Texto de origem:
Quanto às características do monarca, talvez seja interessante assinalar que Fernando era conhecido pelos chefes muçulmanos por o baboso. Seja como for, não é essa a questão mais importante em relação aos reis, mas outra: por que casaram sem disporem antes da dispensa papal? Devemos recordar que a proibição de contrair matrimónio entre parentes ia na altura até ao sétimo grau, portanto era obrigatório que houvesse uma dispensa papal para que fosse válido. Que razão levou a que essa dispensa não fosse solicitada de antemão? Fica a impressão de que a boda de Urraca foi celebrada com demasiada celeridade, provavelmente devido à necessidade política de ambas as partes, o monarca de Portugal e o de Leão. Conseguir a paz entre os reinos terá parecido a ambos ser mais urgente do que garantir um trâmite que supostamente não apresentaria qualquer dificuldade.

Entradas apresentadas:

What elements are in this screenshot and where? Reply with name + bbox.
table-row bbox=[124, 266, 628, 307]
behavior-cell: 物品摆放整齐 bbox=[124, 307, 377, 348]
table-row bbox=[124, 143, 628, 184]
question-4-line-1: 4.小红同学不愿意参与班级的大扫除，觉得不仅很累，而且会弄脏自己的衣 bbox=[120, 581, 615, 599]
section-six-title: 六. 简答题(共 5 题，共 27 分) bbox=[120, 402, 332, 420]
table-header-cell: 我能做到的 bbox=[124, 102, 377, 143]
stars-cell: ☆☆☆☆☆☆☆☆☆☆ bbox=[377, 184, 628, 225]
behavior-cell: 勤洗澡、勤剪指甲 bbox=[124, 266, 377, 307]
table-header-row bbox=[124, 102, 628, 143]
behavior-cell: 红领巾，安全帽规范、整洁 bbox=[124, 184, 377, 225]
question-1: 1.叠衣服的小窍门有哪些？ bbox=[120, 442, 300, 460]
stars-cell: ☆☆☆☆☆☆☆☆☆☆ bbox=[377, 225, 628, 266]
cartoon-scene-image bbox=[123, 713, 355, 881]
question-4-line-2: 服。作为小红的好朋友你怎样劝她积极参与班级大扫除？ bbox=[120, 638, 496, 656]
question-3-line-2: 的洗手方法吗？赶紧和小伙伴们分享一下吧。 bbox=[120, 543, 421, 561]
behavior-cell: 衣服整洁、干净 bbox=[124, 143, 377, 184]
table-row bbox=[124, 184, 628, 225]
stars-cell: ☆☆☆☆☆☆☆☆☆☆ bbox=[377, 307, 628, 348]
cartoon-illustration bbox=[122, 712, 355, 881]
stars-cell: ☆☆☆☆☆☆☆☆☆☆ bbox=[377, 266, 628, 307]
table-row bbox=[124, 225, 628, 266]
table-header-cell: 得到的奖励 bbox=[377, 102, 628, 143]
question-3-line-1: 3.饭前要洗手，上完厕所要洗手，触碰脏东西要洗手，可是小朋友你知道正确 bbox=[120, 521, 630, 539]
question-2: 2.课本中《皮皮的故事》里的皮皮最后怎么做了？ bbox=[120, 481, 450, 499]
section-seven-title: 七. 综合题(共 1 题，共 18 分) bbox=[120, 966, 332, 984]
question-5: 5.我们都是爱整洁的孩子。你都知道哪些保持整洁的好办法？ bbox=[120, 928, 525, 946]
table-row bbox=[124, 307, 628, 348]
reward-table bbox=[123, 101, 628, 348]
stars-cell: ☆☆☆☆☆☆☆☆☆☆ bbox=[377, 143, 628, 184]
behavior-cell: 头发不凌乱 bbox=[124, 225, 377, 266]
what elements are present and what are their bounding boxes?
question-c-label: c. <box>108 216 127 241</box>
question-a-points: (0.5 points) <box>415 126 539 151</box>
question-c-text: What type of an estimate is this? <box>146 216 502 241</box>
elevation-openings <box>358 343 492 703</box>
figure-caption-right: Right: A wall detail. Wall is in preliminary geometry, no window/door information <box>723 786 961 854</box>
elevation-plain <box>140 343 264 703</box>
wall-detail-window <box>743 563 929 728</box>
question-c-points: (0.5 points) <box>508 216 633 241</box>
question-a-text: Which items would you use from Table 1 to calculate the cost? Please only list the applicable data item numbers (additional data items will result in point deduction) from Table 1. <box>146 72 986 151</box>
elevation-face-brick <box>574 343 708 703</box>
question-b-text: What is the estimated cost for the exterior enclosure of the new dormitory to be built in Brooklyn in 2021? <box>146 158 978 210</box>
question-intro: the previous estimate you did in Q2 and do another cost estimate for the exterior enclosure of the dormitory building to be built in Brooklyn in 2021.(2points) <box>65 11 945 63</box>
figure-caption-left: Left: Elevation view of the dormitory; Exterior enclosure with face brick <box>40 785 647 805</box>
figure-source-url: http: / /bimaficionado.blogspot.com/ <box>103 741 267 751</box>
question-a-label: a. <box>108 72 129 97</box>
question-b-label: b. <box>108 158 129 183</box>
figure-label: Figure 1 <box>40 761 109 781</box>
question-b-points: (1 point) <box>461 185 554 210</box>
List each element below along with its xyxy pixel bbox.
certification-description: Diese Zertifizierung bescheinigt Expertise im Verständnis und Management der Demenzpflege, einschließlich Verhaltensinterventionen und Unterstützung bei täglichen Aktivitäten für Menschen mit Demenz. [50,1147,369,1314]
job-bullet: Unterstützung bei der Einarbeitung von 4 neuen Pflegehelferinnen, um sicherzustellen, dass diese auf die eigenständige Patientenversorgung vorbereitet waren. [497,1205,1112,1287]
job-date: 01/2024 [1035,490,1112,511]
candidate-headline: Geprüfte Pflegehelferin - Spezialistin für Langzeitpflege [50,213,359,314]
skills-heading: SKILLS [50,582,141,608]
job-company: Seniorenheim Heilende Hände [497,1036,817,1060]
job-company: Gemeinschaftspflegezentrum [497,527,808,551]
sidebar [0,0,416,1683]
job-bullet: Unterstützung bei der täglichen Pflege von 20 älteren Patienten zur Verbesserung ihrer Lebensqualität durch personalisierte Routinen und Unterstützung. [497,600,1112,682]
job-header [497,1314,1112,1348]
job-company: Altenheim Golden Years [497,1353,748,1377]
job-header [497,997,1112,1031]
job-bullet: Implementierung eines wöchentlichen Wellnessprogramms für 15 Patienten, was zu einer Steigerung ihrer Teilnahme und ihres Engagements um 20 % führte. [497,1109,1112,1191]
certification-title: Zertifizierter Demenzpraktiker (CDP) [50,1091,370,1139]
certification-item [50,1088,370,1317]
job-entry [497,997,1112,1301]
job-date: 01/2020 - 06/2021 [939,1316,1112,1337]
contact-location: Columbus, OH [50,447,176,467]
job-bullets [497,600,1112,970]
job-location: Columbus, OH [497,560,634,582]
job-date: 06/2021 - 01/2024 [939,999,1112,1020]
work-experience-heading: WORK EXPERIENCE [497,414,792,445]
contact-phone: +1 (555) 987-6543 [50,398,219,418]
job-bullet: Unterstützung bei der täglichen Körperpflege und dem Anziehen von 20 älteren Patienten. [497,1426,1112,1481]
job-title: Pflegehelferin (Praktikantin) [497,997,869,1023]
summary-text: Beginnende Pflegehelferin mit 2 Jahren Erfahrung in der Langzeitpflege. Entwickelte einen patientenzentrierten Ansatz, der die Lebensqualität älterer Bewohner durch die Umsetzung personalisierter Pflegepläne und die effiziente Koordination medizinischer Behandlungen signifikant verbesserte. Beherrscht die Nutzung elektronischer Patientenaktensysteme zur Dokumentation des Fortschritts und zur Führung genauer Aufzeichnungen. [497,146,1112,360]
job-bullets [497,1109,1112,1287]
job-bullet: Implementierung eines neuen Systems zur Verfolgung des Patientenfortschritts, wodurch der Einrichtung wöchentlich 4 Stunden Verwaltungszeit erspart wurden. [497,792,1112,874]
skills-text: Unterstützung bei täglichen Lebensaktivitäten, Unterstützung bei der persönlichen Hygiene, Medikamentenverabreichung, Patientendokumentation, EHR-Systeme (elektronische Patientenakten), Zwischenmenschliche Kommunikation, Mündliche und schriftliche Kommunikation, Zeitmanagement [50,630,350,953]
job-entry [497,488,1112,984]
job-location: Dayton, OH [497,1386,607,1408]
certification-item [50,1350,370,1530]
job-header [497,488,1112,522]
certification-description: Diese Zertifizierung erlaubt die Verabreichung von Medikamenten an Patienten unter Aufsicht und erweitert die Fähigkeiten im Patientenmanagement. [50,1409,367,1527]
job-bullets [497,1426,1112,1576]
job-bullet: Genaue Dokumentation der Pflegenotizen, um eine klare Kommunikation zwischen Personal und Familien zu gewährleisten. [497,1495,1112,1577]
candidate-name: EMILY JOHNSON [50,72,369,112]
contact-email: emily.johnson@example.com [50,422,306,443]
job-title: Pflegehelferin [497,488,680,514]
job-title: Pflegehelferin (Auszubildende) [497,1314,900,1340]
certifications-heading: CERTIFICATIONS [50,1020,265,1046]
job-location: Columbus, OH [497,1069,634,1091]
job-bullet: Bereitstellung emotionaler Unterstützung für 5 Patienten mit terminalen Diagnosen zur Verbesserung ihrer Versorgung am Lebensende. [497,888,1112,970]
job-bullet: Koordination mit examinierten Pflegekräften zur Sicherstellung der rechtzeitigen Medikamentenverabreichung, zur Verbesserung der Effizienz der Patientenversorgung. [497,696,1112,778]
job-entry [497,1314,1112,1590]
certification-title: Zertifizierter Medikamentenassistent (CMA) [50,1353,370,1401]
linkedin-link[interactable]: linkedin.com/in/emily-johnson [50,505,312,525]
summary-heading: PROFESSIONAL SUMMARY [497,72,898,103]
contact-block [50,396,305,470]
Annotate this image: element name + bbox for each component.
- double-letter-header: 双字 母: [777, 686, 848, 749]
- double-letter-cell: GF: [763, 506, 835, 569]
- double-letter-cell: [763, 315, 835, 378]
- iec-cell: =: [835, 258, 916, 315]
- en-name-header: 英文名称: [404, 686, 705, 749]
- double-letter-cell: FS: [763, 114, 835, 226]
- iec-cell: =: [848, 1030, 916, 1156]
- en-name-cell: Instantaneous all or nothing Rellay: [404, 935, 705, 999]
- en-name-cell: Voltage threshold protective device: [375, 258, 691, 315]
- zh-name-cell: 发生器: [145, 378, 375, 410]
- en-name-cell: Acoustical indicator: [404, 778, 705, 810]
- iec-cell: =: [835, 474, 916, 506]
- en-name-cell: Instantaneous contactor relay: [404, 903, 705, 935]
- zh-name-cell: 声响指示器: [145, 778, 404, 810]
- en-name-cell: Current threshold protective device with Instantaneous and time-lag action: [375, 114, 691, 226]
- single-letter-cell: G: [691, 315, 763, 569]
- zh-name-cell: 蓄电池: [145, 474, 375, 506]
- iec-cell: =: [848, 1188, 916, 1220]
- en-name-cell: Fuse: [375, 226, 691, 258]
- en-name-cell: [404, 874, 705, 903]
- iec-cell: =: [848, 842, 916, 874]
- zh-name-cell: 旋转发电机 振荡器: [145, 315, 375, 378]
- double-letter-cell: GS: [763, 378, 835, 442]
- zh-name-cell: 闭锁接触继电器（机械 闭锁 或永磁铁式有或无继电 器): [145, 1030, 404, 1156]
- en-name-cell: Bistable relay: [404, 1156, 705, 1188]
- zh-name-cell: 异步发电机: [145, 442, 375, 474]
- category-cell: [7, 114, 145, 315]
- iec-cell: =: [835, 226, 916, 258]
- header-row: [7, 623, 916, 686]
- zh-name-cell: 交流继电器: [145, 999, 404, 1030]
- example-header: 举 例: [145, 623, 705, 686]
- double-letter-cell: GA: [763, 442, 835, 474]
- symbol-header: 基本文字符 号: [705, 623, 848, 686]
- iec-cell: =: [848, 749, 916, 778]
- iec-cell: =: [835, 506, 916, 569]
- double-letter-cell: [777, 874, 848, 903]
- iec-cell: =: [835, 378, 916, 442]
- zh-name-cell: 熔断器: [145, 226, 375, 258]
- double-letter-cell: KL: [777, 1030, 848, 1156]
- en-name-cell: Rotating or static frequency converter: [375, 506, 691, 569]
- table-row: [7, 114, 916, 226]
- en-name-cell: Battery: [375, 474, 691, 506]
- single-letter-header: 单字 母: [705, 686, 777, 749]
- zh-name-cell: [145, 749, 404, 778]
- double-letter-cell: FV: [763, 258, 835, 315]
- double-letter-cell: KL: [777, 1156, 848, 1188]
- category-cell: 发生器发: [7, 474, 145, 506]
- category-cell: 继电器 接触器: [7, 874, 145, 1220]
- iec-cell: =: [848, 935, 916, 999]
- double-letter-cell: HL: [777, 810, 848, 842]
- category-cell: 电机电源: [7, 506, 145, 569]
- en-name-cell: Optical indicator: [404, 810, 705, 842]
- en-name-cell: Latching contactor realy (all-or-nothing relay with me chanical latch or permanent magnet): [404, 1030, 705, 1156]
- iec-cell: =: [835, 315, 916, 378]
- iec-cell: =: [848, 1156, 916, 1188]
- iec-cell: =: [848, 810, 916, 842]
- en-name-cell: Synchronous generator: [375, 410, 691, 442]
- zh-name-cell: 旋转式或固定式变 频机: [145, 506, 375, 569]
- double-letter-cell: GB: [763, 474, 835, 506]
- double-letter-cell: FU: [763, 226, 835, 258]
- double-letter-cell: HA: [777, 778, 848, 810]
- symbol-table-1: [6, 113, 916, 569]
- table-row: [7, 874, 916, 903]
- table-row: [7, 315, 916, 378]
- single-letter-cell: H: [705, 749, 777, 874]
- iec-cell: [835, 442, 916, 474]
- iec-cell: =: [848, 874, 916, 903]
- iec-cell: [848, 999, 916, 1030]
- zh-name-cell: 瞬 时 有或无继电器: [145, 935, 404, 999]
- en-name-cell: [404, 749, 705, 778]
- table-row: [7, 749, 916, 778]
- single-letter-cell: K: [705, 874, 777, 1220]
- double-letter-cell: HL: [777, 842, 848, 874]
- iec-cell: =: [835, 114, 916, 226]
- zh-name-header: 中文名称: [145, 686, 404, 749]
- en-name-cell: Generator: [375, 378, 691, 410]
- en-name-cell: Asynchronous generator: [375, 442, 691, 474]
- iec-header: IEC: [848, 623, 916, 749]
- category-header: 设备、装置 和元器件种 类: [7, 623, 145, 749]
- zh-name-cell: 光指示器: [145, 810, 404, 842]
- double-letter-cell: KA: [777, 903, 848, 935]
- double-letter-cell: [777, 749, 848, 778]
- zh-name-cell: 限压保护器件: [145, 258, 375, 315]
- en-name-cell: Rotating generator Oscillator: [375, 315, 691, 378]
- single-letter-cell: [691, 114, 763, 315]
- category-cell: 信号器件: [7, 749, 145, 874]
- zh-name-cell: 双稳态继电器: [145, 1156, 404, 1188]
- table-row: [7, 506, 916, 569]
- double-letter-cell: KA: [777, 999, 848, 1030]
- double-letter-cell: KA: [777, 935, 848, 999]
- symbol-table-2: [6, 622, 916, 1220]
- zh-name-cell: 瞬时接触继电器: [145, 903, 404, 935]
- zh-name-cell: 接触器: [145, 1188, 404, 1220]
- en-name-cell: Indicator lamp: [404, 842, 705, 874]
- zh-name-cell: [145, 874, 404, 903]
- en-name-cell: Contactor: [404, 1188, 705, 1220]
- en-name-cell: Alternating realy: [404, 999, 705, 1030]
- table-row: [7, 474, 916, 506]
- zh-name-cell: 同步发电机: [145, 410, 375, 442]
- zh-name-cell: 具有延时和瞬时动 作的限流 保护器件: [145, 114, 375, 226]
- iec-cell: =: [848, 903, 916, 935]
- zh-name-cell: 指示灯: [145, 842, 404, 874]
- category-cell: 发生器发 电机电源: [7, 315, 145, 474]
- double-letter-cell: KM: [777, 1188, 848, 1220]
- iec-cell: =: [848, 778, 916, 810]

Tarefas do exercício:
(A) Segundo o texto de origem, até que grau de parentesco ia na altura a proibição de contrair matrimónio?
(B) Transcreva do texto de origem o trecho que começa nas palavras "Quanto às características" e termina depois das palavras "apresentaria qualquer dificuldade.".
Responda com base apenas no texto de origem, sem recorrer às entradas.

Respostas por tarefa:
(A) Até ao sétimo grau.

(B)
Quanto às características do monarca, talvez seja interessante assinalar que Fernando era conhecido pelos chefes muçulmanos por o baboso. Seja como for, não é essa a questão mais importante em relação aos reis, mas outra: por que casaram sem disporem antes da dispensa papal? Devemos recordar que a proibição de contrair matrimónio entre parentes ia na altura até ao sétimo grau, portanto era obrigatório que houvesse uma dispensa papal para que fosse válido. Que razão levou a que essa dispensa não fosse solicitada de antemão? Fica a impressão de que a boda de Urraca foi celebrada com demasiada celeridade, provavelmente devido à necessidade política de ambas as partes, o monarca de Portugal e o de Leão. Conseguir a paz entre os reinos terá parecido a ambos ser mais urgente do que garantir um trâmite que supostamente não apresentaria qualquer dificuldade.